### WHAT YOU ARE ASKED TO DO
Set the listing down unchanged, minus every embedded image.

### SUPPLIED DATA
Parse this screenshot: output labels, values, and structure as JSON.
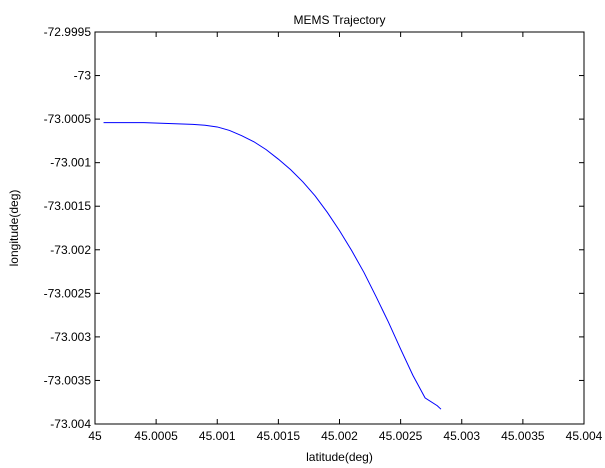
{
  "chart_data": {
    "type": "line",
    "title": "MEMS Trajectory",
    "xlabel": "latitude(deg)",
    "ylabel": "longitude(deg)",
    "xlim": [
      45,
      45.004
    ],
    "ylim": [
      -73.004,
      -72.9995
    ],
    "xticks": [
      "45",
      "45.0005",
      "45.001",
      "45.0015",
      "45.002",
      "45.0025",
      "45.003",
      "45.0035",
      "45.004"
    ],
    "yticks": [
      "-72.9995",
      "-73",
      "-73.0005",
      "-73.001",
      "-73.0015",
      "-73.002",
      "-73.0025",
      "-73.003",
      "-73.0035",
      "-73.004"
    ],
    "grid": false,
    "series": [
      {
        "color": "#0000ff",
        "x": [
          45.00007,
          45.0002,
          45.0004,
          45.0006,
          45.0008,
          45.0009,
          45.001,
          45.0011,
          45.0012,
          45.0013,
          45.0014,
          45.0015,
          45.0016,
          45.0017,
          45.0018,
          45.0019,
          45.002,
          45.0021,
          45.0022,
          45.0023,
          45.0024,
          45.0025,
          45.0026,
          45.0027,
          45.0028,
          45.00283
        ],
        "y": [
          -73.00054,
          -73.00054,
          -73.00054,
          -73.00055,
          -73.00056,
          -73.00057,
          -73.00059,
          -73.00063,
          -73.00069,
          -73.00076,
          -73.00085,
          -73.00096,
          -73.00108,
          -73.00122,
          -73.00138,
          -73.00157,
          -73.00178,
          -73.00201,
          -73.00226,
          -73.00254,
          -73.00283,
          -73.00314,
          -73.00344,
          -73.0037,
          -73.00379,
          -73.00383
        ]
      }
    ]
  }
}
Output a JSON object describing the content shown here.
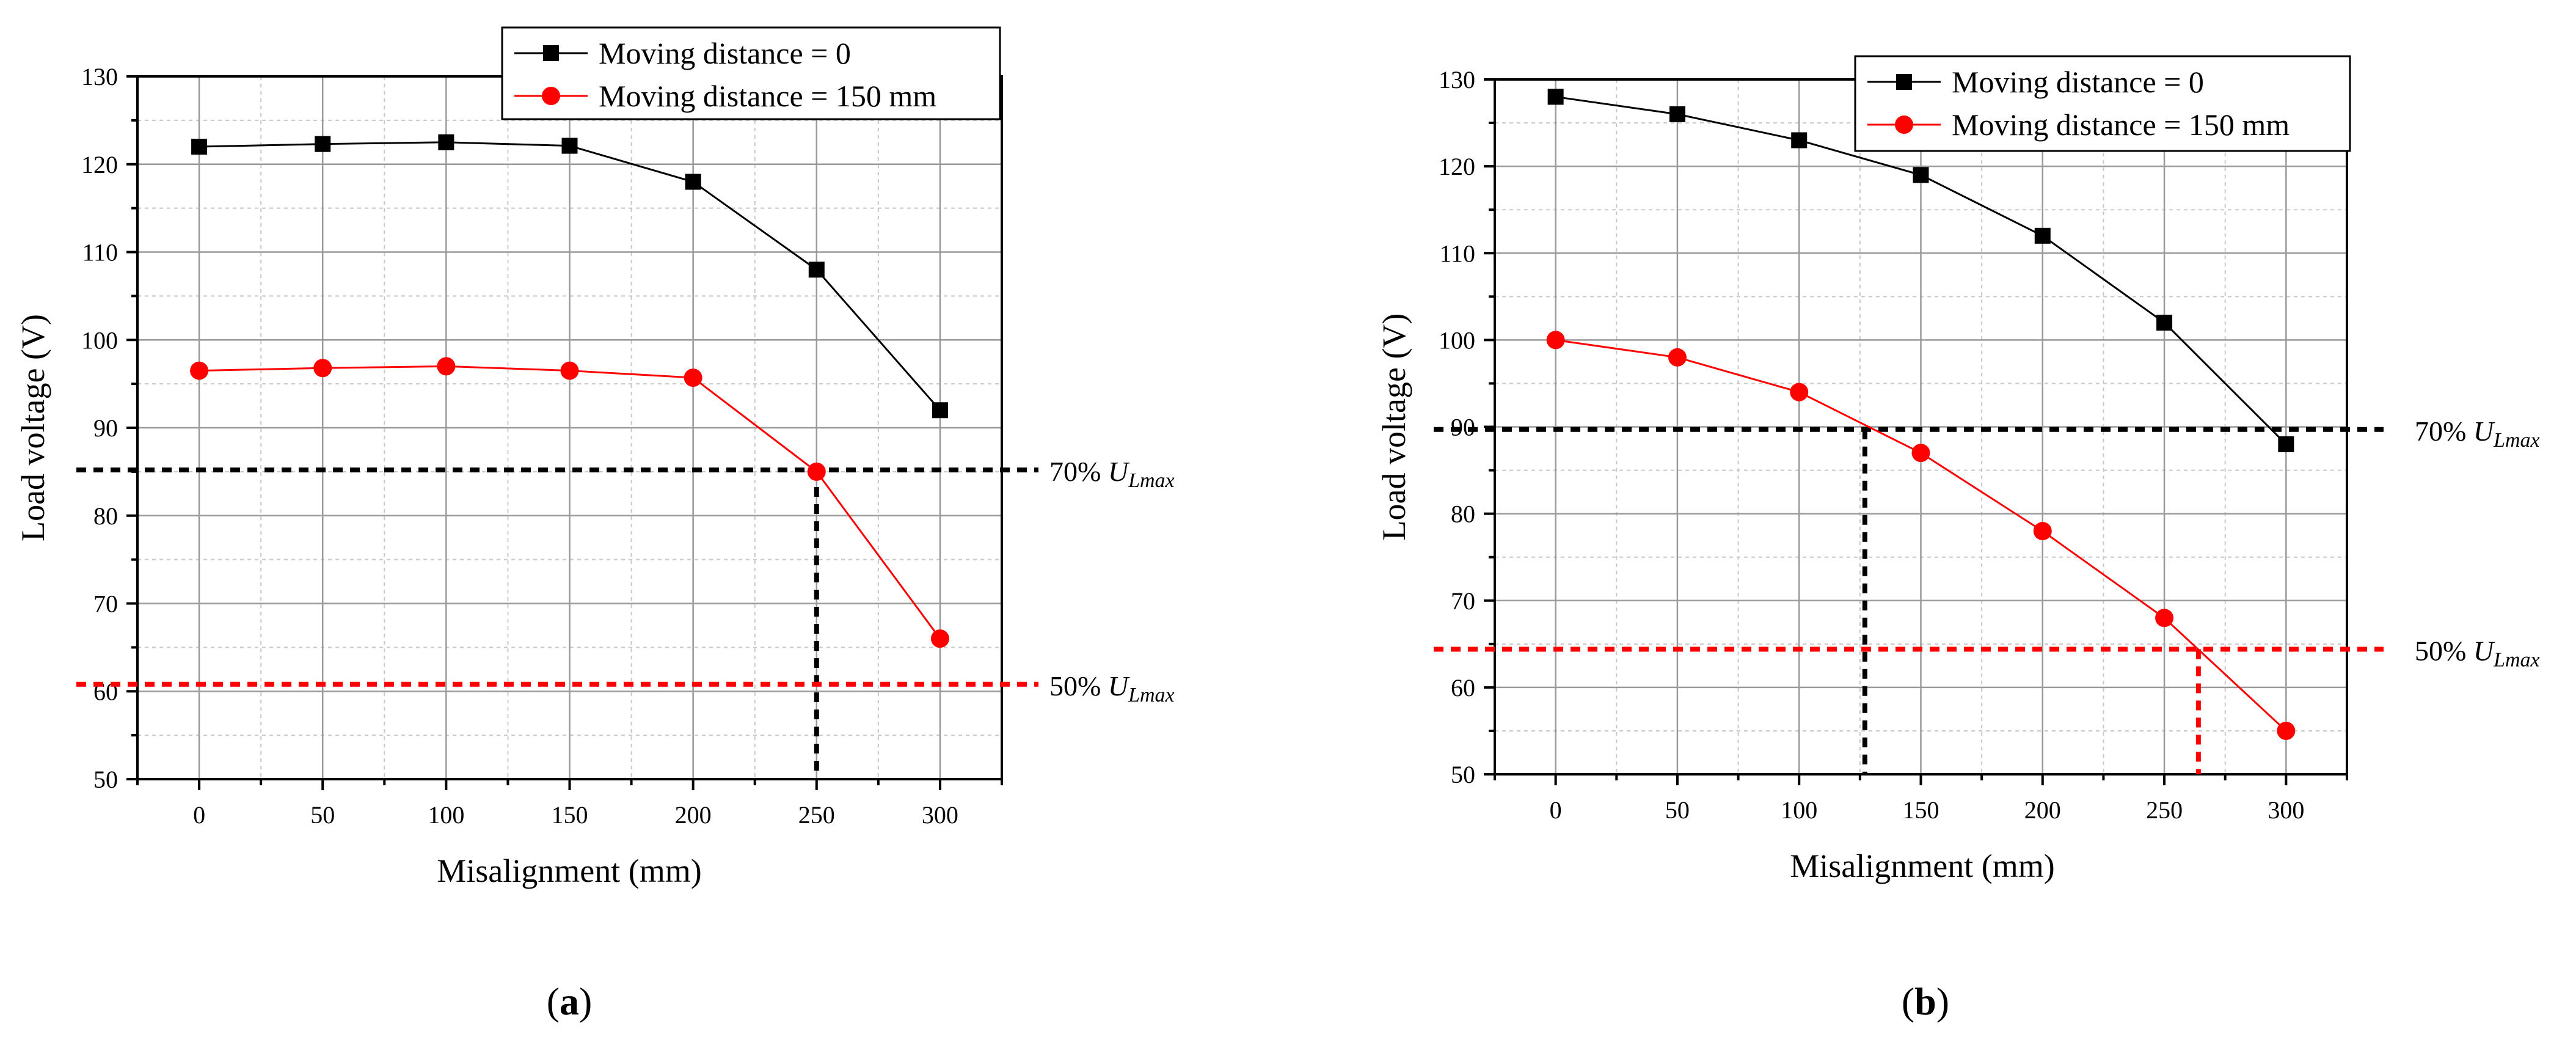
{
  "colors": {
    "black_series": "#000000",
    "red_series": "#ff0000",
    "grid": "#9a9a9a",
    "grid_minor": "#c8c8c8"
  },
  "chart_data": [
    {
      "type": "line",
      "panel_label": "(a)",
      "panel_letter": "a",
      "xlabel": "Misalignment (mm)",
      "ylabel": "Load voltage (V)",
      "xlim": [
        -25,
        325
      ],
      "ylim": [
        50,
        130
      ],
      "x_ticks": [
        "0",
        "50",
        "100",
        "150",
        "200",
        "250",
        "300"
      ],
      "y_ticks": [
        "50",
        "60",
        "70",
        "80",
        "90",
        "100",
        "110",
        "120",
        "130"
      ],
      "legend_position": "top-right",
      "series": [
        {
          "name": "Moving distance = 0",
          "color": "#000000",
          "marker": "square",
          "x": [
            0,
            50,
            100,
            150,
            200,
            250,
            300
          ],
          "y": [
            122,
            122.3,
            122.5,
            122.1,
            118,
            108,
            92
          ]
        },
        {
          "name": "Moving distance = 150 mm",
          "color": "#ff0000",
          "marker": "circle",
          "x": [
            0,
            50,
            100,
            150,
            200,
            250,
            300
          ],
          "y": [
            96.5,
            96.8,
            97,
            96.5,
            95.7,
            85,
            66
          ]
        }
      ],
      "thresholds": [
        {
          "label_prefix": "70% ",
          "label_var": "U",
          "label_sub": "Lmax",
          "value": 85.2,
          "color": "#000000",
          "drop_x": 250
        },
        {
          "label_prefix": "50% ",
          "label_var": "U",
          "label_sub": "Lmax",
          "value": 60.8,
          "color": "#ff0000",
          "drop_x": null
        }
      ]
    },
    {
      "type": "line",
      "panel_label": "(b)",
      "panel_letter": "b",
      "xlabel": "Misalignment (mm)",
      "ylabel": "Load voltage (V)",
      "xlim": [
        -25,
        325
      ],
      "ylim": [
        50,
        130
      ],
      "x_ticks": [
        "0",
        "50",
        "100",
        "150",
        "200",
        "250",
        "300"
      ],
      "y_ticks": [
        "50",
        "60",
        "70",
        "80",
        "90",
        "100",
        "110",
        "120",
        "130"
      ],
      "legend_position": "top-right",
      "series": [
        {
          "name": "Moving distance = 0",
          "color": "#000000",
          "marker": "square",
          "x": [
            0,
            50,
            100,
            150,
            200,
            250,
            300
          ],
          "y": [
            128,
            126,
            123,
            119,
            112,
            102,
            88
          ]
        },
        {
          "name": "Moving distance = 150 mm",
          "color": "#ff0000",
          "marker": "circle",
          "x": [
            0,
            50,
            100,
            150,
            200,
            250,
            300
          ],
          "y": [
            100,
            98,
            94,
            87,
            78,
            68,
            55
          ]
        }
      ],
      "thresholds": [
        {
          "label_prefix": "70% ",
          "label_var": "U",
          "label_sub": "Lmax",
          "value": 89.7,
          "color": "#000000",
          "drop_x": 127
        },
        {
          "label_prefix": "50% ",
          "label_var": "U",
          "label_sub": "Lmax",
          "value": 64.4,
          "color": "#ff0000",
          "drop_x": 264
        }
      ]
    }
  ]
}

### EXERCISE SOLUTION
Parse this screenshot: output labels, values, and structure as JSON.
{
  "chart_data": {
    "type": "line",
    "title": "MEMS Trajectory",
    "xlabel": "latitude(deg)",
    "ylabel": "longitude(deg)",
    "xlim": [
      45,
      45.004
    ],
    "ylim": [
      -73.004,
      -72.9995
    ],
    "xticks": [
      "45",
      "45.0005",
      "45.001",
      "45.0015",
      "45.002",
      "45.0025",
      "45.003",
      "45.0035",
      "45.004"
    ],
    "yticks": [
      "-72.9995",
      "-73",
      "-73.0005",
      "-73.001",
      "-73.0015",
      "-73.002",
      "-73.0025",
      "-73.003",
      "-73.0035",
      "-73.004"
    ],
    "grid": false,
    "series": [
      {
        "color": "#0000ff",
        "x": [
          45.00007,
          45.0002,
          45.0004,
          45.0006,
          45.0008,
          45.0009,
          45.001,
          45.0011,
          45.0012,
          45.0013,
          45.0014,
          45.0015,
          45.0016,
          45.0017,
          45.0018,
          45.0019,
          45.002,
          45.0021,
          45.0022,
          45.0023,
          45.0024,
          45.0025,
          45.0026,
          45.0027,
          45.0028,
          45.00283
        ],
        "y": [
          -73.00054,
          -73.00054,
          -73.00054,
          -73.00055,
          -73.00056,
          -73.00057,
          -73.00059,
          -73.00063,
          -73.00069,
          -73.00076,
          -73.00085,
          -73.00096,
          -73.00108,
          -73.00122,
          -73.00138,
          -73.00157,
          -73.00178,
          -73.00201,
          -73.00226,
          -73.00254,
          -73.00283,
          -73.00314,
          -73.00344,
          -73.0037,
          -73.00379,
          -73.00383
        ]
      }
    ]
  }
}
Output a JSON object describing the content shown here.
{
  "colors": {
    "black_series": "#000000",
    "red_series": "#ff0000",
    "grid": "#9a9a9a",
    "grid_minor": "#c8c8c8"
  },
  "chart_data": [
    {
      "type": "line",
      "panel_label": "(a)",
      "panel_letter": "a",
      "xlabel": "Misalignment (mm)",
      "ylabel": "Load voltage (V)",
      "xlim": [
        -25,
        325
      ],
      "ylim": [
        50,
        130
      ],
      "x_ticks": [
        "0",
        "50",
        "100",
        "150",
        "200",
        "250",
        "300"
      ],
      "y_ticks": [
        "50",
        "60",
        "70",
        "80",
        "90",
        "100",
        "110",
        "120",
        "130"
      ],
      "legend_position": "top-right",
      "series": [
        {
          "name": "Moving distance = 0",
          "color": "#000000",
          "marker": "square",
          "x": [
            0,
            50,
            100,
            150,
            200,
            250,
            300
          ],
          "y": [
            122,
            122.3,
            122.5,
            122.1,
            118,
            108,
            92
          ]
        },
        {
          "name": "Moving distance = 150 mm",
          "color": "#ff0000",
          "marker": "circle",
          "x": [
            0,
            50,
            100,
            150,
            200,
            250,
            300
          ],
          "y": [
            96.5,
            96.8,
            97,
            96.5,
            95.7,
            85,
            66
          ]
        }
      ],
      "thresholds": [
        {
          "label_prefix": "70% ",
          "label_var": "U",
          "label_sub": "Lmax",
          "value": 85.2,
          "color": "#000000",
          "drop_x": 250
        },
        {
          "label_prefix": "50% ",
          "label_var": "U",
          "label_sub": "Lmax",
          "value": 60.8,
          "color": "#ff0000",
          "drop_x": null
        }
      ]
    },
    {
      "type": "line",
      "panel_label": "(b)",
      "panel_letter": "b",
      "xlabel": "Misalignment (mm)",
      "ylabel": "Load voltage (V)",
      "xlim": [
        -25,
        325
      ],
      "ylim": [
        50,
        130
      ],
      "x_ticks": [
        "0",
        "50",
        "100",
        "150",
        "200",
        "250",
        "300"
      ],
      "y_ticks": [
        "50",
        "60",
        "70",
        "80",
        "90",
        "100",
        "110",
        "120",
        "130"
      ],
      "legend_position": "top-right",
      "series": [
        {
          "name": "Moving distance = 0",
          "color": "#000000",
          "marker": "square",
          "x": [
            0,
            50,
            100,
            150,
            200,
            250,
            300
          ],
          "y": [
            128,
            126,
            123,
            119,
            112,
            102,
            88
          ]
        },
        {
          "name": "Moving distance = 150 mm",
          "color": "#ff0000",
          "marker": "circle",
          "x": [
            0,
            50,
            100,
            150,
            200,
            250,
            300
          ],
          "y": [
            100,
            98,
            94,
            87,
            78,
            68,
            55
          ]
        }
      ],
      "thresholds": [
        {
          "label_prefix": "70% ",
          "label_var": "U",
          "label_sub": "Lmax",
          "value": 89.7,
          "color": "#000000",
          "drop_x": 127
        },
        {
          "label_prefix": "50% ",
          "label_var": "U",
          "label_sub": "Lmax",
          "value": 64.4,
          "color": "#ff0000",
          "drop_x": 264
        }
      ]
    }
  ]
}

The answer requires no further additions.